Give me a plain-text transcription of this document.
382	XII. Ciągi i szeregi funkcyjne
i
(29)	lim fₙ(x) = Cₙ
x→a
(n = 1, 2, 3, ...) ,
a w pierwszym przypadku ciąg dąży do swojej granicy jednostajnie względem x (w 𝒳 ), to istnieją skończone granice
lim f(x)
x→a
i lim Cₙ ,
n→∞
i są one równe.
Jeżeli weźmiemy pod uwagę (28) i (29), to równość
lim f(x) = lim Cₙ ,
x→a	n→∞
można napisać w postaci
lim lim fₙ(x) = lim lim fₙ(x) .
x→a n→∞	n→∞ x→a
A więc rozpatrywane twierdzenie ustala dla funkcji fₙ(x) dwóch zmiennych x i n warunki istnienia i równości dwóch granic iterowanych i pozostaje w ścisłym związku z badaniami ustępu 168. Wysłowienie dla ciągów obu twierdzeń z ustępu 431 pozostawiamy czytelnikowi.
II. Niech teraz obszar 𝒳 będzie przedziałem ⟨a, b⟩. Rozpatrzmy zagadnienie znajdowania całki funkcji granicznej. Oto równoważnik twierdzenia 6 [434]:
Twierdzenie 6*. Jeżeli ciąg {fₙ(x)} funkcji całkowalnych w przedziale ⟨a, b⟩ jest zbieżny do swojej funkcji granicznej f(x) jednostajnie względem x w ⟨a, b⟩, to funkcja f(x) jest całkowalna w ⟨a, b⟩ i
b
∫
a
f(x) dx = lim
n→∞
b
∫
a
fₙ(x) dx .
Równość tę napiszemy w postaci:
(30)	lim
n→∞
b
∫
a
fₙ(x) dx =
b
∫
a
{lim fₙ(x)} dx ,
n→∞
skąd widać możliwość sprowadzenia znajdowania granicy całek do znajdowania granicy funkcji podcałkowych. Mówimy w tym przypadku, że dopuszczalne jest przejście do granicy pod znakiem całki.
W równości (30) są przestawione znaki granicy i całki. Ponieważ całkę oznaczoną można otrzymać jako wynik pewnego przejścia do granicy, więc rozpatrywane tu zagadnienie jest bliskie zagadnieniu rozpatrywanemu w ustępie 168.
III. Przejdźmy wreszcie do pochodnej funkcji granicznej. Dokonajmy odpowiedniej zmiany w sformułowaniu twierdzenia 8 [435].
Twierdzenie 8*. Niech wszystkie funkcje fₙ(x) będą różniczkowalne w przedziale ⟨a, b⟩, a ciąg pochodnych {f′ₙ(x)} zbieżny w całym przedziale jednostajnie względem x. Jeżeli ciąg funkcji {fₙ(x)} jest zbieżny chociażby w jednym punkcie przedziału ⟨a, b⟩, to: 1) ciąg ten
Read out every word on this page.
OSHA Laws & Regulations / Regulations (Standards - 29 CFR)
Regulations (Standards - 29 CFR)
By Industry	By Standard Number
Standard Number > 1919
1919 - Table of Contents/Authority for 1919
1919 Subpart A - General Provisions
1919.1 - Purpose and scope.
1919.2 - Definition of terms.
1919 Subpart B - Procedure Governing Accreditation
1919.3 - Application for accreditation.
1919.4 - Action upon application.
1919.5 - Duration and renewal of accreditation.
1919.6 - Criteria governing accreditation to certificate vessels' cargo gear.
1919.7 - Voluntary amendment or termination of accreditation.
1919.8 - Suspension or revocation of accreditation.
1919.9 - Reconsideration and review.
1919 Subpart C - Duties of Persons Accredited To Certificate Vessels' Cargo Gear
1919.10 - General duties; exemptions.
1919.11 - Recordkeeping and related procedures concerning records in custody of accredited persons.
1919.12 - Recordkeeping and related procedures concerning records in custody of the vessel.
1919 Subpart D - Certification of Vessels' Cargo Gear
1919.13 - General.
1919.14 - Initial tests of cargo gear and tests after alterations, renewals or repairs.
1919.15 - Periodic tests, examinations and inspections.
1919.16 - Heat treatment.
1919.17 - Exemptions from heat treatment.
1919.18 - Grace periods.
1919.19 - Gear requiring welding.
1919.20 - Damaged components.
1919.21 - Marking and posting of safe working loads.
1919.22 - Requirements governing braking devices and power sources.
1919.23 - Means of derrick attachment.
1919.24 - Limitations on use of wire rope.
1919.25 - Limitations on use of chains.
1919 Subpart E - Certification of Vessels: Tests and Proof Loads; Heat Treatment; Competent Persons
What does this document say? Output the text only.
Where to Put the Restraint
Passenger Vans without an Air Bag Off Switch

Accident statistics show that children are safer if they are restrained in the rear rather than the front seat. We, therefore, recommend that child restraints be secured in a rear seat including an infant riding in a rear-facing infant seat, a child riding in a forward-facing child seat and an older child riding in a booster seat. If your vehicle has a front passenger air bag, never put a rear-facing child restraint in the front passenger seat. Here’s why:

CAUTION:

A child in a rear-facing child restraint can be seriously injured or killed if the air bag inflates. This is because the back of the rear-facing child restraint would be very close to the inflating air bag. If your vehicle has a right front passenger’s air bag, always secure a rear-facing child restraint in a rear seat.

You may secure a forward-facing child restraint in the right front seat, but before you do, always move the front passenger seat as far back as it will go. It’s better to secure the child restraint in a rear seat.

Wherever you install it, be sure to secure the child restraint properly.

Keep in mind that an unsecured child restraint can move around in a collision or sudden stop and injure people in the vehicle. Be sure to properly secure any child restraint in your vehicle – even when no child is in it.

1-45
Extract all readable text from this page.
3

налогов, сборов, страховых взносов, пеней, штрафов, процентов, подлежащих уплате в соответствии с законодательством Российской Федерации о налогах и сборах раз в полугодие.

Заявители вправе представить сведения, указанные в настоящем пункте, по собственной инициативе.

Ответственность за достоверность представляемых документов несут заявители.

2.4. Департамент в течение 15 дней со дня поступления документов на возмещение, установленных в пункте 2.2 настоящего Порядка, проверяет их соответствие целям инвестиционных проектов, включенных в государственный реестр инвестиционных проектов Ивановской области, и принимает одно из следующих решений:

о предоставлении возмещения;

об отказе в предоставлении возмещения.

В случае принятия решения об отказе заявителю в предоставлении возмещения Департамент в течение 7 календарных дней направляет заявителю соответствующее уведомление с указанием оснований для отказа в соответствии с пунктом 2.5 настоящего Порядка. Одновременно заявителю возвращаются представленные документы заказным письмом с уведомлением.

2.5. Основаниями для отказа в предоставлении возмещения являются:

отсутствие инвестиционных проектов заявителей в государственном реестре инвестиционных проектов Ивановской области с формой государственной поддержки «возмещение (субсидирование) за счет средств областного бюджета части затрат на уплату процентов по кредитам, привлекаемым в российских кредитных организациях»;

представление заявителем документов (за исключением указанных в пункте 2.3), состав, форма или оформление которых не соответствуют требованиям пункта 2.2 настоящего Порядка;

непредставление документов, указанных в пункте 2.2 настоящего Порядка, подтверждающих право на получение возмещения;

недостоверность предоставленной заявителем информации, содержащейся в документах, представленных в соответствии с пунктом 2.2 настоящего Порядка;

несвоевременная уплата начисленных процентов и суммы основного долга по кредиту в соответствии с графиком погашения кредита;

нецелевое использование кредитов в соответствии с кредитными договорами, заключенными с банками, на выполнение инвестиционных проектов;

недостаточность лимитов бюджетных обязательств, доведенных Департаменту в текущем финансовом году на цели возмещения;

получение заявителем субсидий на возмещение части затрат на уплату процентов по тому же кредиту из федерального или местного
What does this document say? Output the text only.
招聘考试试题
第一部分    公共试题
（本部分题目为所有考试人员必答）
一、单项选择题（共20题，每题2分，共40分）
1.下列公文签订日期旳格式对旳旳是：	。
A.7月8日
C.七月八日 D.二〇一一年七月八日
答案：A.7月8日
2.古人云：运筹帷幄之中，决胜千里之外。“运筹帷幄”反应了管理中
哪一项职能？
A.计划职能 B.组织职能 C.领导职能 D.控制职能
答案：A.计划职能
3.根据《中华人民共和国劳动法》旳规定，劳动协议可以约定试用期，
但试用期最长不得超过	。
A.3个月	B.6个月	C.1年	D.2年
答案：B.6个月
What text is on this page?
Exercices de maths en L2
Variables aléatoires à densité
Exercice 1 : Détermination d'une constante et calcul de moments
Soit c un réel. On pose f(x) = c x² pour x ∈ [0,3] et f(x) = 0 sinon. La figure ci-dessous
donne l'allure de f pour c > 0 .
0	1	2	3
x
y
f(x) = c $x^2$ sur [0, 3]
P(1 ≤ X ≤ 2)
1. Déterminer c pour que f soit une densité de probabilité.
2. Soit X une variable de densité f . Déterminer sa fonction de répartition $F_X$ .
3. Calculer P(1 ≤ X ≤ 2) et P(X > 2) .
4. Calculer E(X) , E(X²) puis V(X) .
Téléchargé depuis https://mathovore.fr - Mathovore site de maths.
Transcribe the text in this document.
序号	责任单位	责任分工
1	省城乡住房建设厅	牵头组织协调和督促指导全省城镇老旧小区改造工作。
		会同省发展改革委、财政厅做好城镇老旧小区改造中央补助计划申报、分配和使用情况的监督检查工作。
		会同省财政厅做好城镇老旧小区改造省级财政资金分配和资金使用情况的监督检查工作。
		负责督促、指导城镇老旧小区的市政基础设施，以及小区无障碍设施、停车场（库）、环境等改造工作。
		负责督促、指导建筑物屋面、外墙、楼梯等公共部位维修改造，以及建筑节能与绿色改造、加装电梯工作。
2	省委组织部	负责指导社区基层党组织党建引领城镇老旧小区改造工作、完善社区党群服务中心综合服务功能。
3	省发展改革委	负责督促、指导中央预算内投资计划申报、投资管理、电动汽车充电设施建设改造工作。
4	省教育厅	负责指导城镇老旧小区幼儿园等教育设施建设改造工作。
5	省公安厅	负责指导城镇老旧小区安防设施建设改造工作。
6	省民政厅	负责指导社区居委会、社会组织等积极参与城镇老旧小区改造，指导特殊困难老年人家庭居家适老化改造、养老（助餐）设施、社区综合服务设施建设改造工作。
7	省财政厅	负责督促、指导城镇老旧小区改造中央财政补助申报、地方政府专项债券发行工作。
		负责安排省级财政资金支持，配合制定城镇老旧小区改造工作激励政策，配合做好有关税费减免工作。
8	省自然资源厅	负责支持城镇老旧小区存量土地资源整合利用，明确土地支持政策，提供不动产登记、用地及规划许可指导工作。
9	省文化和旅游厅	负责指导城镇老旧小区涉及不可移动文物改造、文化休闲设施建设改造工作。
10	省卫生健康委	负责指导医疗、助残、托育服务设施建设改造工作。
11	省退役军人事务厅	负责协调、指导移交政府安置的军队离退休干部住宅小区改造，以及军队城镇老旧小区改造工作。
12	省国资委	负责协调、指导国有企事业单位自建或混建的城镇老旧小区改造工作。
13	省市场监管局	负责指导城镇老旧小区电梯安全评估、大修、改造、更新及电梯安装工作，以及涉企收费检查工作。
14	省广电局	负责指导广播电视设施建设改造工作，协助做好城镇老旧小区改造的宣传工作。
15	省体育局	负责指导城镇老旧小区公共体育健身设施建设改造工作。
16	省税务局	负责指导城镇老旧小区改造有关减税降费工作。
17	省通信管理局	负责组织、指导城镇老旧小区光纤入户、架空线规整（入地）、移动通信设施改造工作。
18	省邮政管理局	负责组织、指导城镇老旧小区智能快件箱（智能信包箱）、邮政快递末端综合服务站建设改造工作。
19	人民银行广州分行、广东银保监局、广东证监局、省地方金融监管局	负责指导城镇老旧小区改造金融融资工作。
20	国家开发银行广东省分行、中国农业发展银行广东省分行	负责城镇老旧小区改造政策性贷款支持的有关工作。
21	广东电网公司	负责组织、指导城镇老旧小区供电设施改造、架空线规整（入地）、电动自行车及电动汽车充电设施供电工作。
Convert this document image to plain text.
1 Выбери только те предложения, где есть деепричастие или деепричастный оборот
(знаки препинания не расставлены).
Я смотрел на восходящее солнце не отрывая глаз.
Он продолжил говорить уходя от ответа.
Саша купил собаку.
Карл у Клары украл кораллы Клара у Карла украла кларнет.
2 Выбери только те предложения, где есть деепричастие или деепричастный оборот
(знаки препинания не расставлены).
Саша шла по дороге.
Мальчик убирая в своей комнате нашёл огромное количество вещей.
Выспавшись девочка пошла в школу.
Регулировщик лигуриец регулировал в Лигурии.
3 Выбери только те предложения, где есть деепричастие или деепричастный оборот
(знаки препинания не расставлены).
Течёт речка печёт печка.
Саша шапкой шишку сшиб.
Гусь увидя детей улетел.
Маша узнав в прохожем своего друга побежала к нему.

====================

** What needs to be done **
Check every line of the data above for the string "document", and copy those that have it.

** Finished task **
Give me a plain-text transcription of this document.
What does this document say? Output the text only.
What does this document say? Output the text only.
Transcribe the text in this document.
Convert this document image to plain text.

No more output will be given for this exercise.